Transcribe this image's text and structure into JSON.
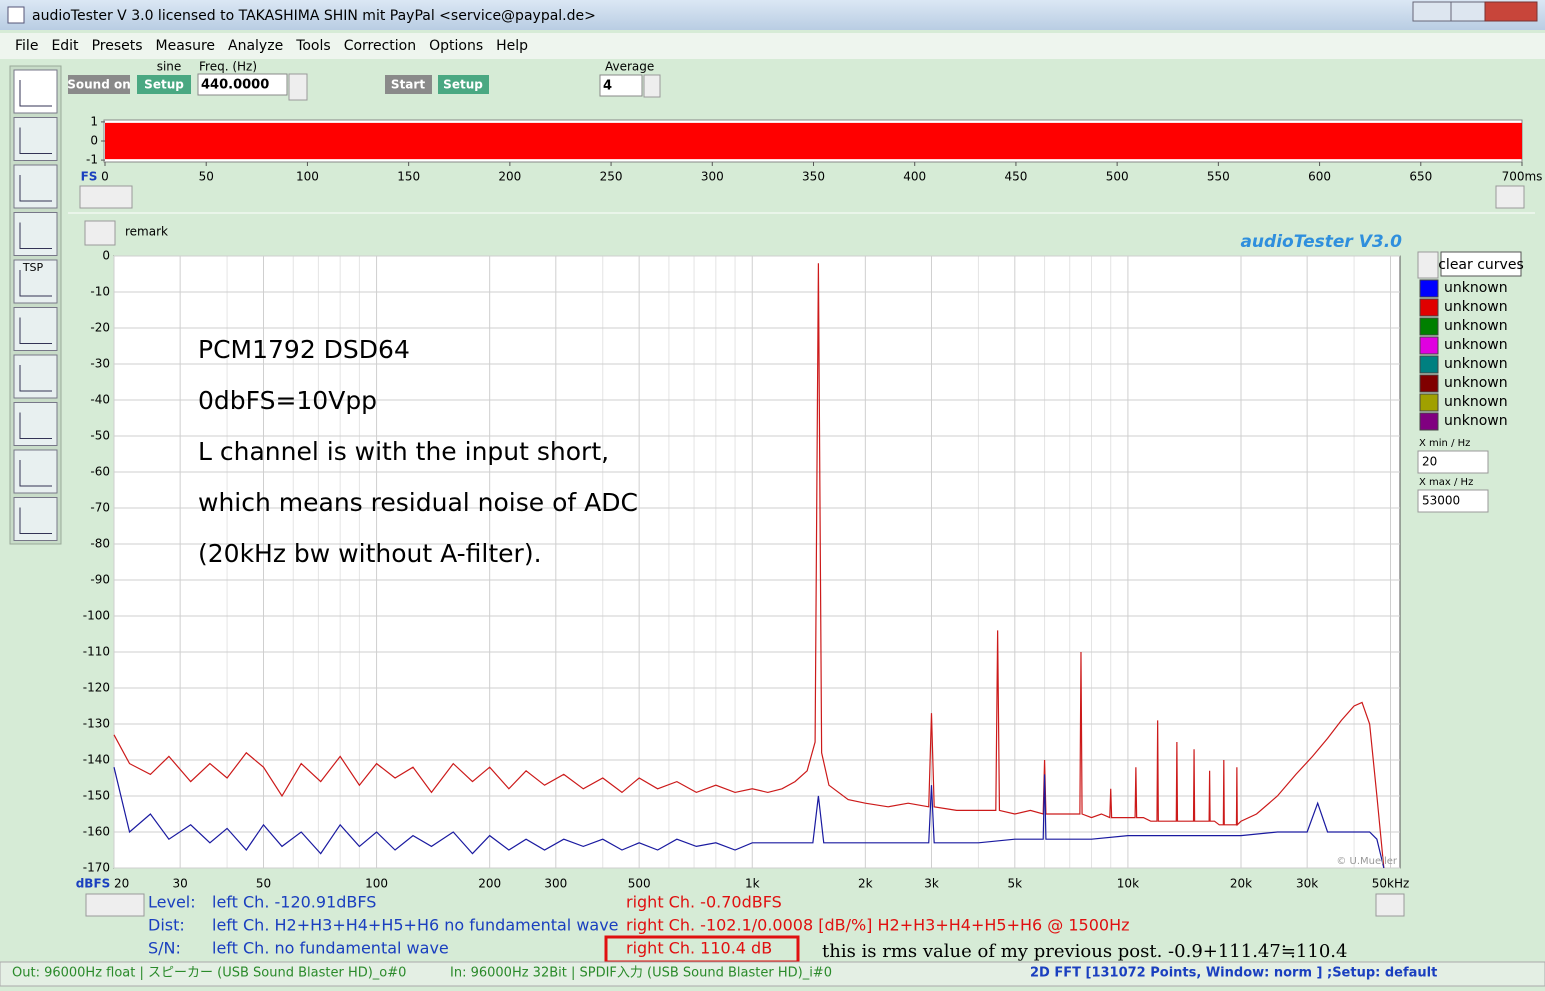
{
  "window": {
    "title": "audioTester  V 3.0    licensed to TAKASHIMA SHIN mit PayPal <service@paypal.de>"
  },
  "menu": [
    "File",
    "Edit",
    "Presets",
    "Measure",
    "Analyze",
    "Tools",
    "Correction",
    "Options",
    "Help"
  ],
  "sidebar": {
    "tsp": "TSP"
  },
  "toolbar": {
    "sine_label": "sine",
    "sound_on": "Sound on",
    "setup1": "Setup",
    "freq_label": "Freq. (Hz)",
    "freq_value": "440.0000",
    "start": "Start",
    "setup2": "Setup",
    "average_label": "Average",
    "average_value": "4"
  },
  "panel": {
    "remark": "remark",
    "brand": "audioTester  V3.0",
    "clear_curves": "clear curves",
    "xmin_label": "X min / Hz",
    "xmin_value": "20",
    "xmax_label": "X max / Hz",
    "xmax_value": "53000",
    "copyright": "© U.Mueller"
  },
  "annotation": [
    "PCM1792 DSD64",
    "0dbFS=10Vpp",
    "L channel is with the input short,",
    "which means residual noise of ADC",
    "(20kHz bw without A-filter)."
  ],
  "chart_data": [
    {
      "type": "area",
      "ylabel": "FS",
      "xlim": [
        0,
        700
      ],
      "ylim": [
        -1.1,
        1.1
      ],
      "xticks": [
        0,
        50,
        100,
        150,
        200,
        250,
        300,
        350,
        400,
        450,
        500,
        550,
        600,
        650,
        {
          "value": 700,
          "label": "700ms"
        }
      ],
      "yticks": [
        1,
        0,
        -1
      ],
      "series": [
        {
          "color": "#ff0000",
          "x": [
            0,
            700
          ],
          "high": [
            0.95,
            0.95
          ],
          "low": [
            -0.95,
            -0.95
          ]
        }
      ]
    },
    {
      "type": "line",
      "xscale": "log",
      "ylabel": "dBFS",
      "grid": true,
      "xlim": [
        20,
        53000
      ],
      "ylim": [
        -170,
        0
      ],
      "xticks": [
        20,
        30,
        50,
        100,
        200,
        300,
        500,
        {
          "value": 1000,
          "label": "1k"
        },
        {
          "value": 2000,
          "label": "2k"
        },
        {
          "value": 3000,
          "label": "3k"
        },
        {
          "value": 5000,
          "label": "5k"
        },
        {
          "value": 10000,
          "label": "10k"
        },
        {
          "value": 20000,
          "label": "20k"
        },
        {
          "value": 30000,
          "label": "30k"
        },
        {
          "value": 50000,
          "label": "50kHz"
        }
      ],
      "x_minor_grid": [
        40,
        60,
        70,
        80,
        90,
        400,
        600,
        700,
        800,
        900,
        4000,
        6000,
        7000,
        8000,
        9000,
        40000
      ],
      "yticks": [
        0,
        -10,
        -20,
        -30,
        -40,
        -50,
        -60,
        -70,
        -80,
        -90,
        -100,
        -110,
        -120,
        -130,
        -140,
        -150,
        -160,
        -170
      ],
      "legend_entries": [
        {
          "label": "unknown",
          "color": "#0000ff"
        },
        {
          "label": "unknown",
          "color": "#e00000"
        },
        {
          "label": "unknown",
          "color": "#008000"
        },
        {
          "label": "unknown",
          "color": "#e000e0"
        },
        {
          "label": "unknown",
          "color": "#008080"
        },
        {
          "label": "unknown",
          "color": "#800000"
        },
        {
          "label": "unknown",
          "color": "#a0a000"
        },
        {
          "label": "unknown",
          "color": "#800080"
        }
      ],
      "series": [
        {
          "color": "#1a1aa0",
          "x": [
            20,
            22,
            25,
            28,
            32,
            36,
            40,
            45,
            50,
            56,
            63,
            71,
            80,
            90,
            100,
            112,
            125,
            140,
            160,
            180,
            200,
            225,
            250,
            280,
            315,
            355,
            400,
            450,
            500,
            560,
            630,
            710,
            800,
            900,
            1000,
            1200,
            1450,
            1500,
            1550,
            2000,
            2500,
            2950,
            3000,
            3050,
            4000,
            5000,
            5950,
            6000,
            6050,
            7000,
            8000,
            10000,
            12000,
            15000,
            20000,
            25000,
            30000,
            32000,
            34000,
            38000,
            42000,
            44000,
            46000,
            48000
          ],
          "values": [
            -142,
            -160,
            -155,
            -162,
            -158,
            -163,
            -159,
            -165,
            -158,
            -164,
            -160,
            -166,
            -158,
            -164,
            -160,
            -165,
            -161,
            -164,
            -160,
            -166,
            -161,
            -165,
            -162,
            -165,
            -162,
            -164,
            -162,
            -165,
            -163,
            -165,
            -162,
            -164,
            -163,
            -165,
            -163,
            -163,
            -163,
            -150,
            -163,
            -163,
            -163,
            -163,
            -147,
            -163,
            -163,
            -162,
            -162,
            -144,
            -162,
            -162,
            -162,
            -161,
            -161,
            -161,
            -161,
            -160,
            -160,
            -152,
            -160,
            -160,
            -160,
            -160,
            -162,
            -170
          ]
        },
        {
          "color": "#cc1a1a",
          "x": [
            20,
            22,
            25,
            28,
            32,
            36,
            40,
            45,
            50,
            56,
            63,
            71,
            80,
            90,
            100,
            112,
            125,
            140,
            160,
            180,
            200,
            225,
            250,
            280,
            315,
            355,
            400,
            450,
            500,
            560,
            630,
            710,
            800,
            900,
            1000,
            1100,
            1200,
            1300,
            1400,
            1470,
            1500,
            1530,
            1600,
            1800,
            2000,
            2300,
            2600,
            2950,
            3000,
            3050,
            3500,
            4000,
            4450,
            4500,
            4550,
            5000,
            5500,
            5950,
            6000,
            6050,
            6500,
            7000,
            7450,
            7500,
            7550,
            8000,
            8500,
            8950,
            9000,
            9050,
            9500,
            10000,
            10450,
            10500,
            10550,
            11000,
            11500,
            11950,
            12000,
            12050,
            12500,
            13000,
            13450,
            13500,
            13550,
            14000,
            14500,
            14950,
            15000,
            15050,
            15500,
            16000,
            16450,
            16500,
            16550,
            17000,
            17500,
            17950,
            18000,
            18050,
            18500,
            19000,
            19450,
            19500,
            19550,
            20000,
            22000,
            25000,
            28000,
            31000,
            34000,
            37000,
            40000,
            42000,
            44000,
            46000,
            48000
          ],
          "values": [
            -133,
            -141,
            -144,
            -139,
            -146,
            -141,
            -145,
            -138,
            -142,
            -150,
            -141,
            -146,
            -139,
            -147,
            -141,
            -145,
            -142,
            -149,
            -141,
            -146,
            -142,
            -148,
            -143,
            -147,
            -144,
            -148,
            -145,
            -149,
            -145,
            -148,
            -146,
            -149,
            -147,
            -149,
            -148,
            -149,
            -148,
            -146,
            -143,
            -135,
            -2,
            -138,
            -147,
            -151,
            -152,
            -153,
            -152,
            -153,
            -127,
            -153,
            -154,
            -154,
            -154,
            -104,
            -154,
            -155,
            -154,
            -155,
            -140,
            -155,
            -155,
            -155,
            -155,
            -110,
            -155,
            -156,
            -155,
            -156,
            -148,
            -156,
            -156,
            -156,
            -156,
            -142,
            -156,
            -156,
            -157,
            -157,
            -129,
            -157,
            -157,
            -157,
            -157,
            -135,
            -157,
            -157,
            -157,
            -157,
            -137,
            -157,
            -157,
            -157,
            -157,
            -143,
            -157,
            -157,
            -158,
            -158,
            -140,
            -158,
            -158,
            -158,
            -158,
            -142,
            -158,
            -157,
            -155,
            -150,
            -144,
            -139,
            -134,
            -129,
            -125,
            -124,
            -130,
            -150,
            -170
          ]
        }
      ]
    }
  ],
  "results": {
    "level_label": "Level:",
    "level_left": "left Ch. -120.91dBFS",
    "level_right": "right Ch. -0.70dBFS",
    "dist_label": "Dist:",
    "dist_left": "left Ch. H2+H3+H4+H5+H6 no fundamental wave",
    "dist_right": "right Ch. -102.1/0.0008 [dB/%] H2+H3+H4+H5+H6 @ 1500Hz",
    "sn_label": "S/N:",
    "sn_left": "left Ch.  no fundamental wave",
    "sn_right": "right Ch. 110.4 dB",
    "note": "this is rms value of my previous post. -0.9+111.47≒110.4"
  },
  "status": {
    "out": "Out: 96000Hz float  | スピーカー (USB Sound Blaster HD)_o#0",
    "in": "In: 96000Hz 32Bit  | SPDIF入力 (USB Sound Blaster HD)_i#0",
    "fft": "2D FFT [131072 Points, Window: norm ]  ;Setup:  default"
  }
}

=-=-=-=-=

» REQUIRED TASK: Find the string "this" in the entries above and return each line that holds it.

» PROBLEM SOLUTION:
Transcribe this image's text and structure into JSON.
    "note": "this is rms value of my previous post. -0.9+111.47≒110.4"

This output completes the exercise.